Gather each line containing the string "ополчения" from these entries.
** Start **
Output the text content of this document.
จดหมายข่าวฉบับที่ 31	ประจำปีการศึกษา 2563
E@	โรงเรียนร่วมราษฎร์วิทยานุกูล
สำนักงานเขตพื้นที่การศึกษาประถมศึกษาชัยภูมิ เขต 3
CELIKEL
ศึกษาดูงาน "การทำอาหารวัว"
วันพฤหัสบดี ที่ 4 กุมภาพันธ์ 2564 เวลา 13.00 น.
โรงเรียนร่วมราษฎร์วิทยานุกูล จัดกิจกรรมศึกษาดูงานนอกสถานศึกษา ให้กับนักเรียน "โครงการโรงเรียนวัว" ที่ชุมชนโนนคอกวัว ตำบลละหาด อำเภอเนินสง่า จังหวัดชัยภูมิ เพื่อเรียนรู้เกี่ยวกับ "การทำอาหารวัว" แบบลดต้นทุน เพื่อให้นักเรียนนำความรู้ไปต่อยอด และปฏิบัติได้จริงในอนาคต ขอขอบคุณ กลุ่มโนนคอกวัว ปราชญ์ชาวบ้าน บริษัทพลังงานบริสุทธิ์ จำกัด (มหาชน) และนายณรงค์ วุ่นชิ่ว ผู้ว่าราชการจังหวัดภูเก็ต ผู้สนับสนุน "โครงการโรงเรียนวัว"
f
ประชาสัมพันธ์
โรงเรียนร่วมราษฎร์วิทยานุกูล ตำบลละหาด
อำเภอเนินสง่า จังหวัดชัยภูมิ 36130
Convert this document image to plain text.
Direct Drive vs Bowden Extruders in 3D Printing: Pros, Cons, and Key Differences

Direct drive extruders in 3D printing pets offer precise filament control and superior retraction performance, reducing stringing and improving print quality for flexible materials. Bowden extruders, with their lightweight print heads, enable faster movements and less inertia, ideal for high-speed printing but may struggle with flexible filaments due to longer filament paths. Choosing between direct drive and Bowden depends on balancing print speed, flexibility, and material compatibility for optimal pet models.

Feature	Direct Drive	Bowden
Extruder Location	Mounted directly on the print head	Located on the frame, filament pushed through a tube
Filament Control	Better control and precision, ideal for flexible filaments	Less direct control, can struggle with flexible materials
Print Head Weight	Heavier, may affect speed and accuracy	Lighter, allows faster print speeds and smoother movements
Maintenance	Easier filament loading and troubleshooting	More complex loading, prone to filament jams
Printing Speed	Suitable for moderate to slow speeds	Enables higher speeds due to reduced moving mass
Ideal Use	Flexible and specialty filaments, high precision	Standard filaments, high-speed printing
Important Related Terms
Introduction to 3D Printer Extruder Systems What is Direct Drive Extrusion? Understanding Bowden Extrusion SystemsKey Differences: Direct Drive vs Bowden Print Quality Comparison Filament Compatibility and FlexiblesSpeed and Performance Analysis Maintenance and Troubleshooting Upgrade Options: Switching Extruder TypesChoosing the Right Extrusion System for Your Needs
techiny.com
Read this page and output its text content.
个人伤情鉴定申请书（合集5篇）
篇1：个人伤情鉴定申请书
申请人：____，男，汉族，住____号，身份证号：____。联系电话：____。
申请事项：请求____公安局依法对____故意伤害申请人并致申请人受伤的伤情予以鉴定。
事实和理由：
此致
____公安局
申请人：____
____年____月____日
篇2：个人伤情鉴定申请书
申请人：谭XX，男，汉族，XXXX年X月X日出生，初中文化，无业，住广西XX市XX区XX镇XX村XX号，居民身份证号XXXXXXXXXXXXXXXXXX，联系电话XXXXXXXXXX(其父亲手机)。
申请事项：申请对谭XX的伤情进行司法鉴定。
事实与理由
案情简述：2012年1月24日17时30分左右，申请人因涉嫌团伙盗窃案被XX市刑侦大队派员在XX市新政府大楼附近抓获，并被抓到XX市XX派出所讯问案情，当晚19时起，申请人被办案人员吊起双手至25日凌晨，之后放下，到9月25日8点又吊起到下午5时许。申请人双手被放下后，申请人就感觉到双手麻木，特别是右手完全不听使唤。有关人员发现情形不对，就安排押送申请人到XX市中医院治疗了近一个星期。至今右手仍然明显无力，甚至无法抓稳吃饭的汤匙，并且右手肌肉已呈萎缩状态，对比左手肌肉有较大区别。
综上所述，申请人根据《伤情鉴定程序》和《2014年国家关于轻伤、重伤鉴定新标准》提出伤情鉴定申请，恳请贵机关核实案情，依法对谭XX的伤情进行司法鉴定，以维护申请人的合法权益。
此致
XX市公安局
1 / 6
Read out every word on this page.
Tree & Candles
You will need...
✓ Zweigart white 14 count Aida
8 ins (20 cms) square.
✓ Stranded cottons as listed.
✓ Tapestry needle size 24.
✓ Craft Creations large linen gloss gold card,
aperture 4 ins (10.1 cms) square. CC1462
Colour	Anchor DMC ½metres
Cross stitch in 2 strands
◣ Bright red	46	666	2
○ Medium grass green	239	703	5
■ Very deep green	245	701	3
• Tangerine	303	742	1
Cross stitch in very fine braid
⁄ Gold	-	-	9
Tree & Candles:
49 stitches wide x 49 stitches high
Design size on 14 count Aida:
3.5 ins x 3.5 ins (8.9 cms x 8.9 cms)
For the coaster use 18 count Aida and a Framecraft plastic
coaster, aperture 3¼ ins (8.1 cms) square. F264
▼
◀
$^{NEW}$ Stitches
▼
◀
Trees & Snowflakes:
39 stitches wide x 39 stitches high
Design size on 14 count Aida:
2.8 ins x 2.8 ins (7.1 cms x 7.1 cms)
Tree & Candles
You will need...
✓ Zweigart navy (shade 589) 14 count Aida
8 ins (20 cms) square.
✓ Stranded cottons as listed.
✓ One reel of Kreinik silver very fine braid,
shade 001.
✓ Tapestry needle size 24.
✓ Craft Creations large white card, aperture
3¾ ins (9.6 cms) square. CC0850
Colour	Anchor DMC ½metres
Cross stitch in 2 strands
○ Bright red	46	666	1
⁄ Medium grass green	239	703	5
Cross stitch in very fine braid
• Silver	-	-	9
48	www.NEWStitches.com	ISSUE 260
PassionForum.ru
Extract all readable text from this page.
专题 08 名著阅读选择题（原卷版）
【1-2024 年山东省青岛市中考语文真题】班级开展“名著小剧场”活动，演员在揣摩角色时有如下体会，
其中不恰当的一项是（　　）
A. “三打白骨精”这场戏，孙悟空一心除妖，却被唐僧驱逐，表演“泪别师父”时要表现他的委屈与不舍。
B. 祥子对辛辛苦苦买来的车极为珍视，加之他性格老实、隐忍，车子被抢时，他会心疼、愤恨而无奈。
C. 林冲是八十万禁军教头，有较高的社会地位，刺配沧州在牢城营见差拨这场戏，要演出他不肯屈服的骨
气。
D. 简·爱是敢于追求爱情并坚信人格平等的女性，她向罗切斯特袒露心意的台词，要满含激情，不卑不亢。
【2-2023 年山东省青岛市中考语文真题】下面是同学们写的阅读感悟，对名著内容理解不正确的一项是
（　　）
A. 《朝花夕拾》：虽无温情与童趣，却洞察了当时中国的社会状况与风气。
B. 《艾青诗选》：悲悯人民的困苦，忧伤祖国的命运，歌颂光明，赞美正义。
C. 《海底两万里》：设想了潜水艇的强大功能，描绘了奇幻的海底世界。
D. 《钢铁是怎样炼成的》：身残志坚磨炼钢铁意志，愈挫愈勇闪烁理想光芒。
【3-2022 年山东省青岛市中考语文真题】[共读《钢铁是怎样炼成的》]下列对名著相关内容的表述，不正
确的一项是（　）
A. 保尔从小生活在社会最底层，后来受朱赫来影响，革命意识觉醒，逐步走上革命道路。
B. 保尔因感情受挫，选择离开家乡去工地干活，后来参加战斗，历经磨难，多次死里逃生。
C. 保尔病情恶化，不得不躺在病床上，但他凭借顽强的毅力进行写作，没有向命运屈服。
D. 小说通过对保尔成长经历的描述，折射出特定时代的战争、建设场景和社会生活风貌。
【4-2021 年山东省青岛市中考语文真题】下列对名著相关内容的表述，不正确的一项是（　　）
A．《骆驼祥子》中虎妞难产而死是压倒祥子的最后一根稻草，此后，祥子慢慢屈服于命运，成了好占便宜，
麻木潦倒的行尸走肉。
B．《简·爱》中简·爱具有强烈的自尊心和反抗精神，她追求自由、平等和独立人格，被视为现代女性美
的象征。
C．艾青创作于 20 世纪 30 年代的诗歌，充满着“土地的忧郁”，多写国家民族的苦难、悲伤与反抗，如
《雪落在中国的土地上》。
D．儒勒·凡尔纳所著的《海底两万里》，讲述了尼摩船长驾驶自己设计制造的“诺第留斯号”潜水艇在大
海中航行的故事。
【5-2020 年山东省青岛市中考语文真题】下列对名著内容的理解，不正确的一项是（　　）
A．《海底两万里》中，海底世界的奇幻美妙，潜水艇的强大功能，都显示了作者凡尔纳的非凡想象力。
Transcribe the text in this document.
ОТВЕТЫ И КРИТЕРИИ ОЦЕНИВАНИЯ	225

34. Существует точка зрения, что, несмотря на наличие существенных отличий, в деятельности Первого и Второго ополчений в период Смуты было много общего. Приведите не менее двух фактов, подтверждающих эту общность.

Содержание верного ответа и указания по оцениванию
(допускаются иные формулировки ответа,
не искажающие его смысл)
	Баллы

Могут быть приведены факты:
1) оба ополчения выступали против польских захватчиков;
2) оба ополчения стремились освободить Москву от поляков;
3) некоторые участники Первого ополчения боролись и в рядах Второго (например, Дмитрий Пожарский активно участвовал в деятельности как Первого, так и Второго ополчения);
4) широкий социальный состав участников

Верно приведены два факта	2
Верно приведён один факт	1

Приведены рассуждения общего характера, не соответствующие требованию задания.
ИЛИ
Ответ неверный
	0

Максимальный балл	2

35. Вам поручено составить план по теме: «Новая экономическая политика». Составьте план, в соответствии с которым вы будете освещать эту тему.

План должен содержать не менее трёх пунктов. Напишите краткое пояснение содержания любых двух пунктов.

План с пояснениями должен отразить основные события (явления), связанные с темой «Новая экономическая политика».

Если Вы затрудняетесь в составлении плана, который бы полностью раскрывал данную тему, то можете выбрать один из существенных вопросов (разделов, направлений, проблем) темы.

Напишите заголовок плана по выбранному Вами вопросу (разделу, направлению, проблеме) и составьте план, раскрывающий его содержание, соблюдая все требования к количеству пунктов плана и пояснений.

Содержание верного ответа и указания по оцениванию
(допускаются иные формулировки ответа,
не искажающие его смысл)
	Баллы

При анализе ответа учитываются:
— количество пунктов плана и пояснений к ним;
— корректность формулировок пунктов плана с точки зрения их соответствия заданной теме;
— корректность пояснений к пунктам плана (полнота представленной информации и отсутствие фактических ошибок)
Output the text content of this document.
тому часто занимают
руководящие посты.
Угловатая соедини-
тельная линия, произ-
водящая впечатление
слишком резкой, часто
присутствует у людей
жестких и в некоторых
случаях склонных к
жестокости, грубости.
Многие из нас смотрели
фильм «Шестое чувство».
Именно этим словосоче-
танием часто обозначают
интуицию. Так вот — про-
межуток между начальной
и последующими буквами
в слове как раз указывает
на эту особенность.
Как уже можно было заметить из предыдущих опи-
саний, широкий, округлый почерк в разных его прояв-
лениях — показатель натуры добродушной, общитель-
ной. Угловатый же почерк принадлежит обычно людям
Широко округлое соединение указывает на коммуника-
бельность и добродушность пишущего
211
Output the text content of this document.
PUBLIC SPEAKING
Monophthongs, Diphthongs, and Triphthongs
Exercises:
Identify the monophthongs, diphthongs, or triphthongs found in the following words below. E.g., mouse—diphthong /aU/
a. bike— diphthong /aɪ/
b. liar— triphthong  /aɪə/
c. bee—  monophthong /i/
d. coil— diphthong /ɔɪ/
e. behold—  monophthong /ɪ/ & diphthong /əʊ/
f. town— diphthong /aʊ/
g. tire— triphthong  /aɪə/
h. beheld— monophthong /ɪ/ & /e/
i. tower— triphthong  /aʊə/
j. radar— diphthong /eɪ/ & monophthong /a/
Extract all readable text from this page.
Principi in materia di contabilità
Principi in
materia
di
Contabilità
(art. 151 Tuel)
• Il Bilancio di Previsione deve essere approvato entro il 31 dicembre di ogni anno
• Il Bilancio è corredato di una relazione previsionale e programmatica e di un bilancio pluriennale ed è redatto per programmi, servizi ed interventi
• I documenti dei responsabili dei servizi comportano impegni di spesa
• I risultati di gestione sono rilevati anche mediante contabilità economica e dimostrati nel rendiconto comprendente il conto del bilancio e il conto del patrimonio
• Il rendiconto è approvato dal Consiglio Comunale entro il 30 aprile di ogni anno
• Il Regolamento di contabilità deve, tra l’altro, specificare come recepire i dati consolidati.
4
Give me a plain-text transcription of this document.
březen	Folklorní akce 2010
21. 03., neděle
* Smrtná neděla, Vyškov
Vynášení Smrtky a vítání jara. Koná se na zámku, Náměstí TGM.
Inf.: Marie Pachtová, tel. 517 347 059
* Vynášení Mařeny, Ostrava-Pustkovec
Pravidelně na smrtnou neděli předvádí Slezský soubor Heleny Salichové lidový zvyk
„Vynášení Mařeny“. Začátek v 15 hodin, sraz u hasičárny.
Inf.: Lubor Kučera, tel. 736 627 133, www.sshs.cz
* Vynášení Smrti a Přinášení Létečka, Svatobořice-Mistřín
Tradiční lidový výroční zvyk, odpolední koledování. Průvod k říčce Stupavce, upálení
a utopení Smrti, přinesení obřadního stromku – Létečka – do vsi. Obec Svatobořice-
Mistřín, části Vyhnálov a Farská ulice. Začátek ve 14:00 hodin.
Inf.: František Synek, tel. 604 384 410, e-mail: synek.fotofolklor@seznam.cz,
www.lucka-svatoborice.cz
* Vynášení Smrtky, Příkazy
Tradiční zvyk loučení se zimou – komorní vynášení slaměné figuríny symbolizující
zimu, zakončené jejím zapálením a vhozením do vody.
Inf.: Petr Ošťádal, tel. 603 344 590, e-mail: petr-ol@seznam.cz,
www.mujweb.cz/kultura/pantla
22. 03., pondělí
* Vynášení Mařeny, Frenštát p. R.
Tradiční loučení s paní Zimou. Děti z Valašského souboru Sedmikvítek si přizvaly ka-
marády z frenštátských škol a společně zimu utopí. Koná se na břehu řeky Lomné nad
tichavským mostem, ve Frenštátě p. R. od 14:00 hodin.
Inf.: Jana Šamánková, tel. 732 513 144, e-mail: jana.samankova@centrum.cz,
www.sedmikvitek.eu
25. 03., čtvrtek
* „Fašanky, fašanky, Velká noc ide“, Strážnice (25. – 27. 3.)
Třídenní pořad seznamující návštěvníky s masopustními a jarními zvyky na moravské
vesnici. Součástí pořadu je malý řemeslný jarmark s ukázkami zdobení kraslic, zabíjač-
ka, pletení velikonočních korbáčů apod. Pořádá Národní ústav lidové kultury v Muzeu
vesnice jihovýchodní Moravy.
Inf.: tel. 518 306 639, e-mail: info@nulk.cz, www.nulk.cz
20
** End **
REPLY TO THE TASK:
1) оба ополчения выступали против польских захватчиков;
2) оба ополчения стремились освободить Москву от поляков;
3) некоторые участники Первого ополчения боролись и в рядах Второго (например, Дмитрий Пожарский активно участвовал в деятельности как Первого, так и Второго ополчения);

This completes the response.